[START DATA RECORDS]

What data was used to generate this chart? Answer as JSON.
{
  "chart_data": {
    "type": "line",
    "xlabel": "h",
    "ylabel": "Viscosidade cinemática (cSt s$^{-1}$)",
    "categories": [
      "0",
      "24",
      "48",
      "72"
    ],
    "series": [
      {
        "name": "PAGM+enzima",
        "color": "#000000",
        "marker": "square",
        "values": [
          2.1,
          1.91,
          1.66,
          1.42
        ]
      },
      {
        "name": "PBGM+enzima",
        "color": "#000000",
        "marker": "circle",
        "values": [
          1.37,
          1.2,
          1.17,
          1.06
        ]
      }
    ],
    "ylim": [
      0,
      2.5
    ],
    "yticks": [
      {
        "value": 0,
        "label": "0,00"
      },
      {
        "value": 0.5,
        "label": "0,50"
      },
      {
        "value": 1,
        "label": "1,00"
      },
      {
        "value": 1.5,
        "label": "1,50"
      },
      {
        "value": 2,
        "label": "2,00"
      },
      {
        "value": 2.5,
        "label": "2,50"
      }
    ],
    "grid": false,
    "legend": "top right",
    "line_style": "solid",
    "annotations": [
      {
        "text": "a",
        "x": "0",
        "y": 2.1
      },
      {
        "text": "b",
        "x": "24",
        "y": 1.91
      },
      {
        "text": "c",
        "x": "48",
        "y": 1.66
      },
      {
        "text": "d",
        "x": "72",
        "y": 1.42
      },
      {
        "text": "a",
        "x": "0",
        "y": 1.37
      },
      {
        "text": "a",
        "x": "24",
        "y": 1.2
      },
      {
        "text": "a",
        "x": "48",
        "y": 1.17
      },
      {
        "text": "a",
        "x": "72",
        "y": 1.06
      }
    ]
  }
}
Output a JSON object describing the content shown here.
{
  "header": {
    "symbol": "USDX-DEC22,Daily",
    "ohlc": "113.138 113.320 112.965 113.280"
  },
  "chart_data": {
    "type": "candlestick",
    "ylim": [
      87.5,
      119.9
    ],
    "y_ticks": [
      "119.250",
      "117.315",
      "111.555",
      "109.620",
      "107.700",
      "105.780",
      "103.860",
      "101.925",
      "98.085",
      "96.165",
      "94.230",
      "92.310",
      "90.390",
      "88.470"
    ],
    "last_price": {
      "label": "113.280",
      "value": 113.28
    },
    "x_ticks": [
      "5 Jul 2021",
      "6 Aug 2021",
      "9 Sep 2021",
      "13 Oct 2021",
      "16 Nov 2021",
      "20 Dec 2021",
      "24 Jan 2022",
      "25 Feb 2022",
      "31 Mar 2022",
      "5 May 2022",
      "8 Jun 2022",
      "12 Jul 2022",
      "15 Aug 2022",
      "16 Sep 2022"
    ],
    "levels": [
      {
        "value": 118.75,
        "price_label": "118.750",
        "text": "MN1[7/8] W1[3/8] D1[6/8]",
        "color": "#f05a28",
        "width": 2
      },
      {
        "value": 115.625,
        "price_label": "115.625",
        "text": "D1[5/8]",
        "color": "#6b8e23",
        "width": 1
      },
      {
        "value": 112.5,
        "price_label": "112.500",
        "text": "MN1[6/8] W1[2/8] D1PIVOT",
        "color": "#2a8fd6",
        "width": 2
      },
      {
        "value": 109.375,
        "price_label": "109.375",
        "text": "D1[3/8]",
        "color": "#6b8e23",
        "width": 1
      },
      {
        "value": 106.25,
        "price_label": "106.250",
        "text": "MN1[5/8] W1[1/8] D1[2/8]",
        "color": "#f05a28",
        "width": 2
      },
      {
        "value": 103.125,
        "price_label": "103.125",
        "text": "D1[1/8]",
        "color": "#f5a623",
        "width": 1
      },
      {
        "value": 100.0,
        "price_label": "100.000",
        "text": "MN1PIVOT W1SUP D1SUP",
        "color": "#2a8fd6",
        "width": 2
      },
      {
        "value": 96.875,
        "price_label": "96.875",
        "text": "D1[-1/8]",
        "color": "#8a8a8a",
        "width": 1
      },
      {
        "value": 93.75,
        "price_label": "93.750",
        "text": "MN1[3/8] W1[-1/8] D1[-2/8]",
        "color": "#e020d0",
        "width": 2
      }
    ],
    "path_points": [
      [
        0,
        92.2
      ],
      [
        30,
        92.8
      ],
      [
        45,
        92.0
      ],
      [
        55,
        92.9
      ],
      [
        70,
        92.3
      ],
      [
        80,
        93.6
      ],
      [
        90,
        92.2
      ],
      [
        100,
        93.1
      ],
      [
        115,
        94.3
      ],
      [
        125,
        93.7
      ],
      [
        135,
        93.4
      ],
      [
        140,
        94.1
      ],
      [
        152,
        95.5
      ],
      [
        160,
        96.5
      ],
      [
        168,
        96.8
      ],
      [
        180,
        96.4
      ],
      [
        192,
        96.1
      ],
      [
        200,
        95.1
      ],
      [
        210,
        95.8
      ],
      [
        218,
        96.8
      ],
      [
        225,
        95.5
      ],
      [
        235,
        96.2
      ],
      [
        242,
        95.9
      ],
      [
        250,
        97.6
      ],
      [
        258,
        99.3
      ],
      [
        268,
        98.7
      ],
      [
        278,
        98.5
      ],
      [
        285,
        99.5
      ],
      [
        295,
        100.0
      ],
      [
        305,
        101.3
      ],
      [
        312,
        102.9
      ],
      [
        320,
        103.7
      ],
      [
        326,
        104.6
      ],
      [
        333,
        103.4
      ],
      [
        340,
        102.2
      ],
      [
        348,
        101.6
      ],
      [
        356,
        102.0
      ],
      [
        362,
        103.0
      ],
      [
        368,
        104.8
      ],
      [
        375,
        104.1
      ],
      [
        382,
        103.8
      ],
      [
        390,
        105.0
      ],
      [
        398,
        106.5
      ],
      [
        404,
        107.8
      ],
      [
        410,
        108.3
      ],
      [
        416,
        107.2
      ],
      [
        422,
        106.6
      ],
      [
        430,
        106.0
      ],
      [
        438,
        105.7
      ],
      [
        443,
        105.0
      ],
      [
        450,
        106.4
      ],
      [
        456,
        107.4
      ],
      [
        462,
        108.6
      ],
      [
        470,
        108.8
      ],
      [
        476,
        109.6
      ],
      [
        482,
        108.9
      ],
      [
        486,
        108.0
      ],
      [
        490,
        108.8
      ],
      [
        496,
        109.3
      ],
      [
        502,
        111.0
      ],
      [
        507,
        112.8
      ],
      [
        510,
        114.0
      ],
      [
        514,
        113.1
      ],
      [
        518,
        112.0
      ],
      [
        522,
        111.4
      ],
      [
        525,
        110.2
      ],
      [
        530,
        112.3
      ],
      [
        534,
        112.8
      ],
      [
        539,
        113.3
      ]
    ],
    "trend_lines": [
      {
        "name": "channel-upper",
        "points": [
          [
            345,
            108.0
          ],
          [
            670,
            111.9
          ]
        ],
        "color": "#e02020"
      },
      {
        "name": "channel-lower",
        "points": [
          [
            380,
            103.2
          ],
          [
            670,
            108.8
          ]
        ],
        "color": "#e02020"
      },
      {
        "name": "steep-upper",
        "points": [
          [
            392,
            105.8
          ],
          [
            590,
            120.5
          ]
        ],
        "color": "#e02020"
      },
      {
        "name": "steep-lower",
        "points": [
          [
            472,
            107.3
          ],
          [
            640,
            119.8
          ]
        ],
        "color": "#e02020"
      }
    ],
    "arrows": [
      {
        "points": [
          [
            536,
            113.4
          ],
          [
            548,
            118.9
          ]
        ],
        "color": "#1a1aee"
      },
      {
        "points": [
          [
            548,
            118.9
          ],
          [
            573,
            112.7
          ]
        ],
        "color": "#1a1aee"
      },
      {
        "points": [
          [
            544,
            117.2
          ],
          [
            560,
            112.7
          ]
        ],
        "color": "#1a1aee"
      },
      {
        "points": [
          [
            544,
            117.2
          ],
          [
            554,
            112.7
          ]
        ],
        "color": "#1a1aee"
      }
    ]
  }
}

[END DATA RECORDS]

DESCRIPTION OF THE TASK: Whichever lines contain the string "JSON", select and copy them.

RESULT FOR THIS EXERCISE:
What data was used to generate this chart? Answer as JSON.
Output a JSON object describing the content shown here.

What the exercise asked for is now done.